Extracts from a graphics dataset
%%

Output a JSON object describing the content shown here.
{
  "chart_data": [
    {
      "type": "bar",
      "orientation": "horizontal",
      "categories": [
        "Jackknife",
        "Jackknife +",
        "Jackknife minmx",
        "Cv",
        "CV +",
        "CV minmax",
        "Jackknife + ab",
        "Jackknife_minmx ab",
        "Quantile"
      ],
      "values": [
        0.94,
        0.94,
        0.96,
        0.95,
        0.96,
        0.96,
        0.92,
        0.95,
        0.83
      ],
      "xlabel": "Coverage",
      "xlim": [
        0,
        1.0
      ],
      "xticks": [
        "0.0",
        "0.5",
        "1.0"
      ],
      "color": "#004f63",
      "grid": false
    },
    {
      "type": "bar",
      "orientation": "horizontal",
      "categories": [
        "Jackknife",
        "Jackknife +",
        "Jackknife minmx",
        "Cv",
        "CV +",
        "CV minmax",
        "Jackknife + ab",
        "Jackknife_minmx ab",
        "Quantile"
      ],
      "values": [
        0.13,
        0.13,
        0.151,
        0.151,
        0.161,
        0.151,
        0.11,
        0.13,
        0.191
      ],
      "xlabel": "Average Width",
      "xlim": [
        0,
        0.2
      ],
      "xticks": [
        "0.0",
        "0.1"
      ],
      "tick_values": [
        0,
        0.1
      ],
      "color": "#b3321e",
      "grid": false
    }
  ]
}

%%

Required task ▸
Reproduce the material precisely, including every line.

Exercise response ▸
Output a JSON object describing the content shown here.
{
  "chart_data": [
    {
      "type": "bar",
      "orientation": "horizontal",
      "categories": [
        "Jackknife",
        "Jackknife +",
        "Jackknife minmx",
        "Cv",
        "CV +",
        "CV minmax",
        "Jackknife + ab",
        "Jackknife_minmx ab",
        "Quantile"
      ],
      "values": [
        0.94,
        0.94,
        0.96,
        0.95,
        0.96,
        0.96,
        0.92,
        0.95,
        0.83
      ],
      "xlabel": "Coverage",
      "xlim": [
        0,
        1.0
      ],
      "xticks": [
        "0.0",
        "0.5",
        "1.0"
      ],
      "color": "#004f63",
      "grid": false
    },
    {
      "type": "bar",
      "orientation": "horizontal",
      "categories": [
        "Jackknife",
        "Jackknife +",
        "Jackknife minmx",
        "Cv",
        "CV +",
        "CV minmax",
        "Jackknife + ab",
        "Jackknife_minmx ab",
        "Quantile"
      ],
      "values": [
        0.13,
        0.13,
        0.151,
        0.151,
        0.161,
        0.151,
        0.11,
        0.13,
        0.191
      ],
      "xlabel": "Average Width",
      "xlim": [
        0,
        0.2
      ],
      "xticks": [
        "0.0",
        "0.1"
      ],
      "tick_values": [
        0,
        0.1
      ],
      "color": "#b3321e",
      "grid": false
    }
  ]
}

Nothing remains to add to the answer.